To do. Extract the entries in their exact form.

Data records
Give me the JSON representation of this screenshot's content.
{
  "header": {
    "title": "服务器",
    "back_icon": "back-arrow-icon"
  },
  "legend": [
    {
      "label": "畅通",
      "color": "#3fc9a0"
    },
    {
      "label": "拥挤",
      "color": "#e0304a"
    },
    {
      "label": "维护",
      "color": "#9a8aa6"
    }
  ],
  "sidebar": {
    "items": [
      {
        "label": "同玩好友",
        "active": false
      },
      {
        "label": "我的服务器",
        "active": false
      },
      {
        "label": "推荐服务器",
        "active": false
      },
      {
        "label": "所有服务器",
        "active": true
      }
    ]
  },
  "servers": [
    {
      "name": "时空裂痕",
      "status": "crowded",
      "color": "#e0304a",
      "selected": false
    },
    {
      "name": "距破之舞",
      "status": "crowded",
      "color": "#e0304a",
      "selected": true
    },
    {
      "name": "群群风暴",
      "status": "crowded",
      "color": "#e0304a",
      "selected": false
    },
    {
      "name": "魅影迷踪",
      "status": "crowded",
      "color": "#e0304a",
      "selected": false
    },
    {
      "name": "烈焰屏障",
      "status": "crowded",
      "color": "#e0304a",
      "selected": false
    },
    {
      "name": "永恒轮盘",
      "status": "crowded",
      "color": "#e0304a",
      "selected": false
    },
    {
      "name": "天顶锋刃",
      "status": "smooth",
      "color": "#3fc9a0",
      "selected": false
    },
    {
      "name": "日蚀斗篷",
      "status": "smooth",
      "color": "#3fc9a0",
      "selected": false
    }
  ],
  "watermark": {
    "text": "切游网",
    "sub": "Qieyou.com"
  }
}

Expected answer.
Give me the JSON representation of this screenshot's content.
{
  "header": {
    "title": "服务器",
    "back_icon": "back-arrow-icon"
  },
  "legend": [
    {
      "label": "畅通",
      "color": "#3fc9a0"
    },
    {
      "label": "拥挤",
      "color": "#e0304a"
    },
    {
      "label": "维护",
      "color": "#9a8aa6"
    }
  ],
  "sidebar": {
    "items": [
      {
        "label": "同玩好友",
        "active": false
      },
      {
        "label": "我的服务器",
        "active": false
      },
      {
        "label": "推荐服务器",
        "active": false
      },
      {
        "label": "所有服务器",
        "active": true
      }
    ]
  },
  "servers": [
    {
      "name": "时空裂痕",
      "status": "crowded",
      "color": "#e0304a",
      "selected": false
    },
    {
      "name": "距破之舞",
      "status": "crowded",
      "color": "#e0304a",
      "selected": true
    },
    {
      "name": "群群风暴",
      "status": "crowded",
      "color": "#e0304a",
      "selected": false
    },
    {
      "name": "魅影迷踪",
      "status": "crowded",
      "color": "#e0304a",
      "selected": false
    },
    {
      "name": "烈焰屏障",
      "status": "crowded",
      "color": "#e0304a",
      "selected": false
    },
    {
      "name": "永恒轮盘",
      "status": "crowded",
      "color": "#e0304a",
      "selected": false
    },
    {
      "name": "天顶锋刃",
      "status": "smooth",
      "color": "#3fc9a0",
      "selected": false
    },
    {
      "name": "日蚀斗篷",
      "status": "smooth",
      "color": "#3fc9a0",
      "selected": false
    }
  ],
  "watermark": {
    "text": "切游网",
    "sub": "Qieyou.com"
  }
}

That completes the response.